• **WRITTEN INSTRUCTION**
From the listing below, extract each line containing the string "ปกรมธรรม".
— start of EXCERPTED DATA —
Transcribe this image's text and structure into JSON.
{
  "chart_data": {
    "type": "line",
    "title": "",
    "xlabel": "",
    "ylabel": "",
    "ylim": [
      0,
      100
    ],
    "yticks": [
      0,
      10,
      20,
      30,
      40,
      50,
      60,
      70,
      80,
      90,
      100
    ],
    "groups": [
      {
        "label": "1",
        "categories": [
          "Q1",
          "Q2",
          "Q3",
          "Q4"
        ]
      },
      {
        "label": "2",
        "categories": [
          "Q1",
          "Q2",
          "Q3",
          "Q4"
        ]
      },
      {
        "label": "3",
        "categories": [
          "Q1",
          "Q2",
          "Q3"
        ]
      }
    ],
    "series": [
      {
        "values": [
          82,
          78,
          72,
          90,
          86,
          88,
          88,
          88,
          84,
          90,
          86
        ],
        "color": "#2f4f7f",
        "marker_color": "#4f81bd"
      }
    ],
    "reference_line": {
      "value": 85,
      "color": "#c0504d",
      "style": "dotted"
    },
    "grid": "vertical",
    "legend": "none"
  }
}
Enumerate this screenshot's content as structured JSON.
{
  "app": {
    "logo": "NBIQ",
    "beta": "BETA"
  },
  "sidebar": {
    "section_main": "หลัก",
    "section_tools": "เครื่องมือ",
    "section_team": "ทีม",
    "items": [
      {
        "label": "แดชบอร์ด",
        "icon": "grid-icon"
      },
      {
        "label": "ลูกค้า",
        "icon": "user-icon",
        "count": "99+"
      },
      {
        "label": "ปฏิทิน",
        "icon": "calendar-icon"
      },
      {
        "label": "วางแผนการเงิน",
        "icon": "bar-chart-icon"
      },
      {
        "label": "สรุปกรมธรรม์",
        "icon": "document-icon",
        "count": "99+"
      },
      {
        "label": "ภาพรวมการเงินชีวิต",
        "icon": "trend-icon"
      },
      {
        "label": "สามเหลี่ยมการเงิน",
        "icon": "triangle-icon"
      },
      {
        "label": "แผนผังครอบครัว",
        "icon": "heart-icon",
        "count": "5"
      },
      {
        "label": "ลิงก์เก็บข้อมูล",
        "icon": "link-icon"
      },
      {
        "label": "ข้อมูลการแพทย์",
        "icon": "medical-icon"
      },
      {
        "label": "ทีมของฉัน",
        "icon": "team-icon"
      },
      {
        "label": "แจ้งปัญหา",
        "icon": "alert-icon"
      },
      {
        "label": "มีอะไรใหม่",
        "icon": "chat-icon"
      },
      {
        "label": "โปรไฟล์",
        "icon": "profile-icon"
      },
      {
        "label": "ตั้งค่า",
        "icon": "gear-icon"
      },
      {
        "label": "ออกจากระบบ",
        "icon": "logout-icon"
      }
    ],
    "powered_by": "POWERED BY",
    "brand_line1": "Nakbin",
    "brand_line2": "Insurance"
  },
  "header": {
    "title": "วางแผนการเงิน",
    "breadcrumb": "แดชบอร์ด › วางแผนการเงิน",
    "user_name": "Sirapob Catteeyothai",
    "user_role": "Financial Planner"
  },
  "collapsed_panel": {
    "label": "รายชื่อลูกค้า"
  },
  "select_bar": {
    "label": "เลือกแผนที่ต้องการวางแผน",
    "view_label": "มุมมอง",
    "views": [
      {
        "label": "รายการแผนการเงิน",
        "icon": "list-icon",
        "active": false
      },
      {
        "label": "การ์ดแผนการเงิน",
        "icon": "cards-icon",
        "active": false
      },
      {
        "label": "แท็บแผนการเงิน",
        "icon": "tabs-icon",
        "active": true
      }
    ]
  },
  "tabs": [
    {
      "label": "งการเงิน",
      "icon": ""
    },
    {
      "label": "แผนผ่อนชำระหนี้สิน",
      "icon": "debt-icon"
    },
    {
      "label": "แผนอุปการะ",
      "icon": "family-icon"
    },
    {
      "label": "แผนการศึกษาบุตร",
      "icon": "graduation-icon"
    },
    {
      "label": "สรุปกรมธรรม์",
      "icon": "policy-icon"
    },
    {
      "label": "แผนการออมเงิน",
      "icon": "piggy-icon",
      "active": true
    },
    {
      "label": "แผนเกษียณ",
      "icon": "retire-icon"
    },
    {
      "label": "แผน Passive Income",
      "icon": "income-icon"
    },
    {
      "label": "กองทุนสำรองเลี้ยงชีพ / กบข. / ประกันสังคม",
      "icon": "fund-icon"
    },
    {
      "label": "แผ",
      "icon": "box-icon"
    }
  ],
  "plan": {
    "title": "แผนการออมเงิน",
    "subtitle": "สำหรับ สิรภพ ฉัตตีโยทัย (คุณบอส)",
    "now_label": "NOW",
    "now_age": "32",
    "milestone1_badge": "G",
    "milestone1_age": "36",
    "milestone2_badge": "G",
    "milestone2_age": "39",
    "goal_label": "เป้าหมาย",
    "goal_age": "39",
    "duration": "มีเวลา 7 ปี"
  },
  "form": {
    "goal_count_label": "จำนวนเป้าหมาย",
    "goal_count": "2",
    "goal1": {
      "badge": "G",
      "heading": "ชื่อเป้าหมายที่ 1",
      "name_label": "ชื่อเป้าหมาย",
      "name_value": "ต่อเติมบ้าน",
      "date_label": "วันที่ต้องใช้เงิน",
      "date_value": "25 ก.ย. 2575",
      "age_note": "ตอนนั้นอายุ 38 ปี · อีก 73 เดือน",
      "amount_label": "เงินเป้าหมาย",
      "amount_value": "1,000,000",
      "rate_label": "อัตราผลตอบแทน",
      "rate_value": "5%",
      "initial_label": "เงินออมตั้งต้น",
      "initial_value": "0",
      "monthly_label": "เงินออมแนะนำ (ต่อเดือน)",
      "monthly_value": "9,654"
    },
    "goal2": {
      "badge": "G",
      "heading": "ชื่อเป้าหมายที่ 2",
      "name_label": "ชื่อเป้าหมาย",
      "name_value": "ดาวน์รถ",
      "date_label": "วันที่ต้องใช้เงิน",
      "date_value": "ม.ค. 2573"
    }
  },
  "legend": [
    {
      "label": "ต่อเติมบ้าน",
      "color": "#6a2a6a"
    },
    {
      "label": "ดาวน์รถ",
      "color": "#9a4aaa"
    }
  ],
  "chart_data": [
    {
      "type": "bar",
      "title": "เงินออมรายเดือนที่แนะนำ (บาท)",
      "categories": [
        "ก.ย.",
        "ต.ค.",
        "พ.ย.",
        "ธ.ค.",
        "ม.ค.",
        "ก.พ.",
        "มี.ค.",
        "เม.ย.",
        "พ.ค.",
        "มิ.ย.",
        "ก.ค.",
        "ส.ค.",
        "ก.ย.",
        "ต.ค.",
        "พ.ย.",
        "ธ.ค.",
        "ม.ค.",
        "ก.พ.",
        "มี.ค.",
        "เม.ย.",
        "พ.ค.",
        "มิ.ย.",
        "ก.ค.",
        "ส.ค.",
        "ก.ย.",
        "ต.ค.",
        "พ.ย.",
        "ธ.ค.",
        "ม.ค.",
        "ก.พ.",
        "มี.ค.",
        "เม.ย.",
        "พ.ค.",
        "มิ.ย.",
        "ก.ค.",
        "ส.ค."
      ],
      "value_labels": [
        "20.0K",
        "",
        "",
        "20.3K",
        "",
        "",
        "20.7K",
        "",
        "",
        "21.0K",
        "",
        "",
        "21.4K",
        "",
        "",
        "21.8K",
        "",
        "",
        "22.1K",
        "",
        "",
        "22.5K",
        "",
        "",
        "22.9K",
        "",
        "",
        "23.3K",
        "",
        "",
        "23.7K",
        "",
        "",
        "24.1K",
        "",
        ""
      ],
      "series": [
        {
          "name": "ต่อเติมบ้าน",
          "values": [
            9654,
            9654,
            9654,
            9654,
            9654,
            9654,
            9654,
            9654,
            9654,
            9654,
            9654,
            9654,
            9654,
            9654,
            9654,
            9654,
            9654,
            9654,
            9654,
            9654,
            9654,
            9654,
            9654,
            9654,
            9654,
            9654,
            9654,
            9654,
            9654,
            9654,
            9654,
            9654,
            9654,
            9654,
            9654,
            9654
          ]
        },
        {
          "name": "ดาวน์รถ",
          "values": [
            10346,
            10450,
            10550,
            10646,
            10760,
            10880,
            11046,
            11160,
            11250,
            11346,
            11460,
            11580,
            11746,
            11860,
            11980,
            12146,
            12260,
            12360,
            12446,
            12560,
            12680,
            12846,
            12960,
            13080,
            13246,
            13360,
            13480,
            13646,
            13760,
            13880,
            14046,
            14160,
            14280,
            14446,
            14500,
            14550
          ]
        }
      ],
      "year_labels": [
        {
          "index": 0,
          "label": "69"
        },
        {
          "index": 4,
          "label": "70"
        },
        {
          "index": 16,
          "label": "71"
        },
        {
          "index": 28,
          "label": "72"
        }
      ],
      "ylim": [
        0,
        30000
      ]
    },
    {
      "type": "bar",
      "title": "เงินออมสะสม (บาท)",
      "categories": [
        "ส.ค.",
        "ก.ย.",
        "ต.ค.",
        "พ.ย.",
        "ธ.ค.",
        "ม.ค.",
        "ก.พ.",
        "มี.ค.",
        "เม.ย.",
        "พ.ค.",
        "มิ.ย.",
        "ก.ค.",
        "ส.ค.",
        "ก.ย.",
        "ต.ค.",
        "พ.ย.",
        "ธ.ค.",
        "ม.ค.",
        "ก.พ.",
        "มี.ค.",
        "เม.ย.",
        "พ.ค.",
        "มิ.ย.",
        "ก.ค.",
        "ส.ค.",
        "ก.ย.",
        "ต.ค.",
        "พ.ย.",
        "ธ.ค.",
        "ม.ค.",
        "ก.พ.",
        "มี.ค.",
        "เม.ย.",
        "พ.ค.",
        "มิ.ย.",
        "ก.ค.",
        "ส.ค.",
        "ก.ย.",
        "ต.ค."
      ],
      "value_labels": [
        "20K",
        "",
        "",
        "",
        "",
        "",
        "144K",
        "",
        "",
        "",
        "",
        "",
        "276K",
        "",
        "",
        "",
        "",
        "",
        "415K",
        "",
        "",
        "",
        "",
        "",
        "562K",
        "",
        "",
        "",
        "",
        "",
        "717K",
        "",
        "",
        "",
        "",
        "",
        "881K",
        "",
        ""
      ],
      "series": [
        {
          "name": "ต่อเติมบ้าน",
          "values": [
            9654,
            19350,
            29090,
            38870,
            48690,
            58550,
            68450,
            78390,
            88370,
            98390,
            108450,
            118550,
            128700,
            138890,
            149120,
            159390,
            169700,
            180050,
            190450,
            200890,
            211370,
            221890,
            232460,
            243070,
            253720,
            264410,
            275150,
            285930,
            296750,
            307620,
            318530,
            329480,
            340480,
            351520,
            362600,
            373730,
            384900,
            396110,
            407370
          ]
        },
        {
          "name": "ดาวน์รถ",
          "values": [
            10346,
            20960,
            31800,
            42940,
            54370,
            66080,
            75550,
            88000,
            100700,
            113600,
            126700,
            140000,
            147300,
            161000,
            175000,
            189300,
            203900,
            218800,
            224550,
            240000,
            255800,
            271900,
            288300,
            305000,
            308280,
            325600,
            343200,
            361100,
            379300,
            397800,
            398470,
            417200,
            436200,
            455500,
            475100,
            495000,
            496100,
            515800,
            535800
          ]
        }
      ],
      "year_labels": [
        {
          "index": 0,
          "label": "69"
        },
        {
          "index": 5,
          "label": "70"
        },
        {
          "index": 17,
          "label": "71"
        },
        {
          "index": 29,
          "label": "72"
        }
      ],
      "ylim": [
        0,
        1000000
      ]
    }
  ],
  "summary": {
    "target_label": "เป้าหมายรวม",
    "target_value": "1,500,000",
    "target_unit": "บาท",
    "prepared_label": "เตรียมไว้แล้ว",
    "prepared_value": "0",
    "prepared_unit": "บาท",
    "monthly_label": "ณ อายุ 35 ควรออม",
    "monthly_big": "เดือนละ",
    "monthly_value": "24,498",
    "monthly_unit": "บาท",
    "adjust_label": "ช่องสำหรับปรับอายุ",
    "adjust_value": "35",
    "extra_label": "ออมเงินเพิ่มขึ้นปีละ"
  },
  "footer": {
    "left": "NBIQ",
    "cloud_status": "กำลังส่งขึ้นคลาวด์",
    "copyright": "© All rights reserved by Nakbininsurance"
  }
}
— end of EXCERPTED DATA —
• **RESULT OF THIS EXERCISE**
        "label": "สรุปกรมธรรม์",
      "label": "สรุปกรมธรรม์",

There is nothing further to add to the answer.